#### Given exercise:
Output all entries verbatim. Skip pictures.

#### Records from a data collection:
⟨
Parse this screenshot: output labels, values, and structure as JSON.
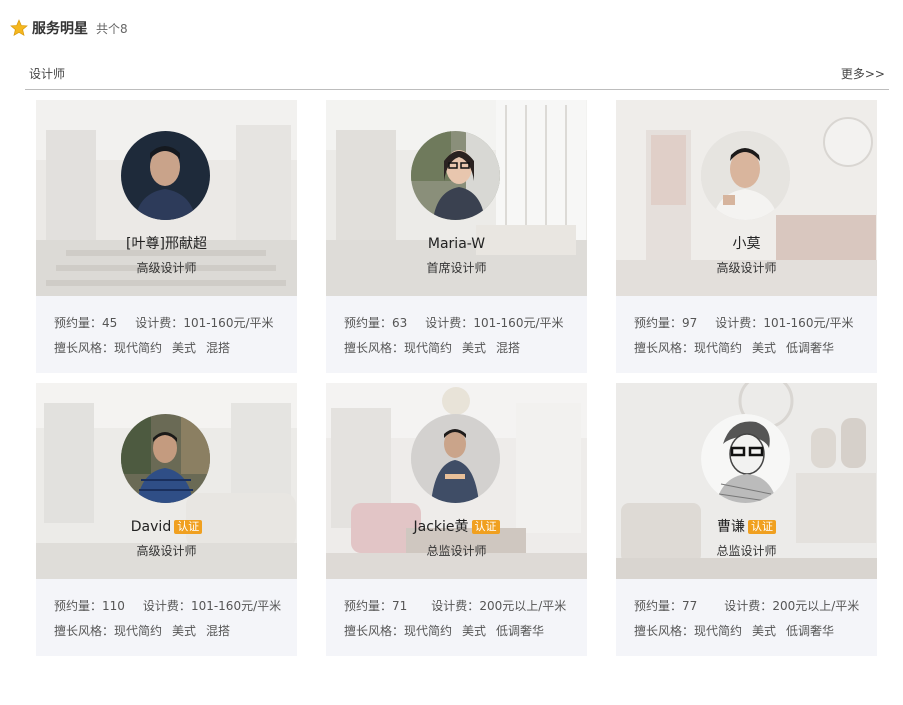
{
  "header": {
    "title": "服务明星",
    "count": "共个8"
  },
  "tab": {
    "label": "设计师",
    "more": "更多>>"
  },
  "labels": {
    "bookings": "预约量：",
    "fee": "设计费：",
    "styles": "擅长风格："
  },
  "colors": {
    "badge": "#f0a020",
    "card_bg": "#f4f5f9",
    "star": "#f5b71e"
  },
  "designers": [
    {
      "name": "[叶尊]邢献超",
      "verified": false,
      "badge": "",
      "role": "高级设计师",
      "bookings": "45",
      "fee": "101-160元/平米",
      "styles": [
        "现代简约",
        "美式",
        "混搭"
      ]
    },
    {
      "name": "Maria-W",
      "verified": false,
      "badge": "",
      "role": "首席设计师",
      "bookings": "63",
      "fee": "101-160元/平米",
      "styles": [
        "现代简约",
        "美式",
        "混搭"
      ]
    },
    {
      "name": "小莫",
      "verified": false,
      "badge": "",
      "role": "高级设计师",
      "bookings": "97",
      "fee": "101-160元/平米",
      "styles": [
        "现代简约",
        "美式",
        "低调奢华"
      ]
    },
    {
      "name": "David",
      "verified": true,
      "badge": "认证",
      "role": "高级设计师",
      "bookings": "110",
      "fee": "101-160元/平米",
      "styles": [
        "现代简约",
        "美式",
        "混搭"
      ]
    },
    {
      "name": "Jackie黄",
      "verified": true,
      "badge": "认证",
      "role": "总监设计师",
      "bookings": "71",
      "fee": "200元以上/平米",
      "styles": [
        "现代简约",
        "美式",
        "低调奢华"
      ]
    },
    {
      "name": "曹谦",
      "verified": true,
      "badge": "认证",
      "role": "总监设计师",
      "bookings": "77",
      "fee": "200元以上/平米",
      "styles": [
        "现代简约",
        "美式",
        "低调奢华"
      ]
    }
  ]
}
⟩
#### Response to the task:
Parse this screenshot: output labels, values, and structure as JSON.
{
  "header": {
    "title": "服务明星",
    "count": "共个8"
  },
  "tab": {
    "label": "设计师",
    "more": "更多>>"
  },
  "labels": {
    "bookings": "预约量：",
    "fee": "设计费：",
    "styles": "擅长风格："
  },
  "colors": {
    "badge": "#f0a020",
    "card_bg": "#f4f5f9",
    "star": "#f5b71e"
  },
  "designers": [
    {
      "name": "[叶尊]邢献超",
      "verified": false,
      "badge": "",
      "role": "高级设计师",
      "bookings": "45",
      "fee": "101-160元/平米",
      "styles": [
        "现代简约",
        "美式",
        "混搭"
      ]
    },
    {
      "name": "Maria-W",
      "verified": false,
      "badge": "",
      "role": "首席设计师",
      "bookings": "63",
      "fee": "101-160元/平米",
      "styles": [
        "现代简约",
        "美式",
        "混搭"
      ]
    },
    {
      "name": "小莫",
      "verified": false,
      "badge": "",
      "role": "高级设计师",
      "bookings": "97",
      "fee": "101-160元/平米",
      "styles": [
        "现代简约",
        "美式",
        "低调奢华"
      ]
    },
    {
      "name": "David",
      "verified": true,
      "badge": "认证",
      "role": "高级设计师",
      "bookings": "110",
      "fee": "101-160元/平米",
      "styles": [
        "现代简约",
        "美式",
        "混搭"
      ]
    },
    {
      "name": "Jackie黄",
      "verified": true,
      "badge": "认证",
      "role": "总监设计师",
      "bookings": "71",
      "fee": "200元以上/平米",
      "styles": [
        "现代简约",
        "美式",
        "低调奢华"
      ]
    },
    {
      "name": "曹谦",
      "verified": true,
      "badge": "认证",
      "role": "总监设计师",
      "bookings": "77",
      "fee": "200元以上/平米",
      "styles": [
        "现代简约",
        "美式",
        "低调奢华"
      ]
    }
  ]
}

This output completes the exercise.